> **Task to complete**: Where a line contains the word "Esporta", copy that line in full.

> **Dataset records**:
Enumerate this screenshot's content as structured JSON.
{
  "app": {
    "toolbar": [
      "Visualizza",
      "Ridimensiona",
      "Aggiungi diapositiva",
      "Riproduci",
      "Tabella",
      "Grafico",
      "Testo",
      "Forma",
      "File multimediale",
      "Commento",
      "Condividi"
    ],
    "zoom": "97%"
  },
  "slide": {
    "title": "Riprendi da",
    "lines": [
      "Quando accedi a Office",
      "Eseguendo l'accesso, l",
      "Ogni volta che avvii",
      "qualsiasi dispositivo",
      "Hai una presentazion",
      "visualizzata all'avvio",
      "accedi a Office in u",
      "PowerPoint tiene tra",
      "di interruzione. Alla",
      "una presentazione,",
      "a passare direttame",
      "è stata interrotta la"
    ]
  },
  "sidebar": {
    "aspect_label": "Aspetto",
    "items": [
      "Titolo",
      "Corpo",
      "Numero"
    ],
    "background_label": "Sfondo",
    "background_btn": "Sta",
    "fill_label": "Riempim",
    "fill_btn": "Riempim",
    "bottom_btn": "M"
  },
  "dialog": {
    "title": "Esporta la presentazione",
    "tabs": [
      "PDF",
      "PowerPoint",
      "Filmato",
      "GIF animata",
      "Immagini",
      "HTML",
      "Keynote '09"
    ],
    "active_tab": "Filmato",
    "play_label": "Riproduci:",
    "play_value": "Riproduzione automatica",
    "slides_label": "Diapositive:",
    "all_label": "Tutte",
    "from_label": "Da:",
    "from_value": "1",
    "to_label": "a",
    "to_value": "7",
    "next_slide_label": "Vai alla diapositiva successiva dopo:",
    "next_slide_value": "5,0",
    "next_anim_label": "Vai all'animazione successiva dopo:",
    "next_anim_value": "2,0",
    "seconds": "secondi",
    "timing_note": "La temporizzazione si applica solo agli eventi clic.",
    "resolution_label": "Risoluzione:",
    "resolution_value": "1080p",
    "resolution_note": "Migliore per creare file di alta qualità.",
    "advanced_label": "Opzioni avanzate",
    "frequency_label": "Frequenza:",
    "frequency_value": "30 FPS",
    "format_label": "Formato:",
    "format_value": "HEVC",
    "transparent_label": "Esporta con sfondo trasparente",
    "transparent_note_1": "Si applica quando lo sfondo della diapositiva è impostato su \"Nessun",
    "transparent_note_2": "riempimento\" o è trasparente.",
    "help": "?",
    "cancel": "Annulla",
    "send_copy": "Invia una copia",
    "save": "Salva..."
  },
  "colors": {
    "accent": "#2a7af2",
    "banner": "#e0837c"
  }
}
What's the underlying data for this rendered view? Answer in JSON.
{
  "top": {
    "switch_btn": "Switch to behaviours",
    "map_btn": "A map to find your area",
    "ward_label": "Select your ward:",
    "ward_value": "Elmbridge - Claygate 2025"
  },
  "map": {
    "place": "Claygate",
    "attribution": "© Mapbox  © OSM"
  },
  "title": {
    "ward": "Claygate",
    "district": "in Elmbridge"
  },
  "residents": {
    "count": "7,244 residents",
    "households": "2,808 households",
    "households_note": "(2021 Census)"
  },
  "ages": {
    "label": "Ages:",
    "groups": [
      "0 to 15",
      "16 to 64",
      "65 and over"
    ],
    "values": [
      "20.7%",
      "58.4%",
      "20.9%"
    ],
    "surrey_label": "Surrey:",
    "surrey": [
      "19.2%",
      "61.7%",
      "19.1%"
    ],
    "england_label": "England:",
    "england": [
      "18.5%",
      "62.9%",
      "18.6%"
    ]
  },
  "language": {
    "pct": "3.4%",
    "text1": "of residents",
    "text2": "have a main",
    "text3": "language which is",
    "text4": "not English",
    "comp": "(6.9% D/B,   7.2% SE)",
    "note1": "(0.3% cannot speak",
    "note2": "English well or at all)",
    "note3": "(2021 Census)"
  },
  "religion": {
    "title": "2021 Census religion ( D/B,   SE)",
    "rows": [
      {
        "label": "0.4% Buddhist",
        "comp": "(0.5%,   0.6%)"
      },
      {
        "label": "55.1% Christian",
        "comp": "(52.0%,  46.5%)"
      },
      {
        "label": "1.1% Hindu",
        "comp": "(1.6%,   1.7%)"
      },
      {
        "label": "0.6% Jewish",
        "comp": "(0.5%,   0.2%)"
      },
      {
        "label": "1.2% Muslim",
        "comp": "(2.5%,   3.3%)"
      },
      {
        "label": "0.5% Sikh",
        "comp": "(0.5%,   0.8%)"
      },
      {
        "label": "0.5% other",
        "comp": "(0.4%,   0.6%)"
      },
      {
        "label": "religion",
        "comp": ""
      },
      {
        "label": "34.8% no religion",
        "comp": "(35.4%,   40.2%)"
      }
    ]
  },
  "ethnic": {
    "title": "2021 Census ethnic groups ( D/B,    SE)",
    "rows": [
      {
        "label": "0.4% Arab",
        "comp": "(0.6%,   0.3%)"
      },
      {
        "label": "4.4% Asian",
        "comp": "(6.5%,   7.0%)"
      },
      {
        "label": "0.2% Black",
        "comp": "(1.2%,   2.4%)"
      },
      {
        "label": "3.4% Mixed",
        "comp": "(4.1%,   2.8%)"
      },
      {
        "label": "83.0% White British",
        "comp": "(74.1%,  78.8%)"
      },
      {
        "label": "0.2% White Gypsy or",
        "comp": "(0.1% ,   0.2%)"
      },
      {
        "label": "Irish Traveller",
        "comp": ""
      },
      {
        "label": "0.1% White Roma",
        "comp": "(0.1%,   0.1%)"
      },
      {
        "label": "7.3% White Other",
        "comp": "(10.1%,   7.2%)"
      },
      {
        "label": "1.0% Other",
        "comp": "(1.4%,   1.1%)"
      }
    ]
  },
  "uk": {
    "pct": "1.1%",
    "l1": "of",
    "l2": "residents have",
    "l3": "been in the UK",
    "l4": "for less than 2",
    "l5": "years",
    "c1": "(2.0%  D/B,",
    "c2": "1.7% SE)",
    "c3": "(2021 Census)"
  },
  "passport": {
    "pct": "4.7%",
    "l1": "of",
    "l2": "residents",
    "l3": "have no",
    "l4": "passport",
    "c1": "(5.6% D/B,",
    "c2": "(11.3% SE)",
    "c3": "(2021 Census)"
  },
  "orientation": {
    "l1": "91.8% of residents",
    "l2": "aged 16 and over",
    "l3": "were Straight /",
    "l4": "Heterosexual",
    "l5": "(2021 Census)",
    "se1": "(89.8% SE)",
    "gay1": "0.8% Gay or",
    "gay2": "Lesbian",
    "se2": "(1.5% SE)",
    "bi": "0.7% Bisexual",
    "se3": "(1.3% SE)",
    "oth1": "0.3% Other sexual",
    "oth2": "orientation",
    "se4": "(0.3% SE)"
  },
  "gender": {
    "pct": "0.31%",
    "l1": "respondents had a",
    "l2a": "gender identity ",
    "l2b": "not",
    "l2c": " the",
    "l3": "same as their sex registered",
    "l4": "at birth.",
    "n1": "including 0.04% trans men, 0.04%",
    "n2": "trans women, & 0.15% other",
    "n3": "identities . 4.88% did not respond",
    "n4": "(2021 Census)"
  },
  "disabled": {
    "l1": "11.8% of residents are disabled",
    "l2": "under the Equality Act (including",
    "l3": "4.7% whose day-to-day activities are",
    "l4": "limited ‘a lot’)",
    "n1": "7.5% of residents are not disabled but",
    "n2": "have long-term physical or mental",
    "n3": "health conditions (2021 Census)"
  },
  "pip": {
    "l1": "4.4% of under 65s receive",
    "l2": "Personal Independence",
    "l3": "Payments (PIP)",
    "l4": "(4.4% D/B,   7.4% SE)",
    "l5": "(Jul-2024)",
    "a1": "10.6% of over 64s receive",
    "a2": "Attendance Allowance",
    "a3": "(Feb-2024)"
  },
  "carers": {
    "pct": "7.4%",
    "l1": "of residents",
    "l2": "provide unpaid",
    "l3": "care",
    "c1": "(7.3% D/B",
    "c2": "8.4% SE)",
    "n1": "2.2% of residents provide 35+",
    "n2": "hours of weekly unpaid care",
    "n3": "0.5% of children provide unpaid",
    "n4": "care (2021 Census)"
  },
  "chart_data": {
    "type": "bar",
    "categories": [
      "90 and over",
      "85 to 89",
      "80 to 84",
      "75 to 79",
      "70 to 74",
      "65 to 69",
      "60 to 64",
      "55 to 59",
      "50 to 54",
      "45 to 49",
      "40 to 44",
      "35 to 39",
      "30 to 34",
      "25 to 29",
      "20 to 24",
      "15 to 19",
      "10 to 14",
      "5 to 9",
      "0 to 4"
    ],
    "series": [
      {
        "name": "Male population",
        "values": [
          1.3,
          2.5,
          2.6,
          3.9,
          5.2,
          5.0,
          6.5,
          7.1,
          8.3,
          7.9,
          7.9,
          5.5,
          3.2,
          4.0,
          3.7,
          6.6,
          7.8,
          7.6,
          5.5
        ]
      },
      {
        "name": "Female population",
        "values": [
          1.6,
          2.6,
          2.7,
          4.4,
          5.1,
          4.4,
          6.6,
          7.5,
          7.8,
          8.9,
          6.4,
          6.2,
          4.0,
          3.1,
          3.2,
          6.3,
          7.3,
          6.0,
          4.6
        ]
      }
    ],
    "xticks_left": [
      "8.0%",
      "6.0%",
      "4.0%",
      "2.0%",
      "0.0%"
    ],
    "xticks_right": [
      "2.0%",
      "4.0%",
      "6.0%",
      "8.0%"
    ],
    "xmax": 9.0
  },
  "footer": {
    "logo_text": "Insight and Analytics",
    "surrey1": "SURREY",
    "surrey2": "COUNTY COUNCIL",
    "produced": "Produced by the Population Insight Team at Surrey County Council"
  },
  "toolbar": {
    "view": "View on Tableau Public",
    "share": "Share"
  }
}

> **The reply**:
    "title": "Esporta la presentazione",
    "transparent_label": "Esporta con sfondo trasparente",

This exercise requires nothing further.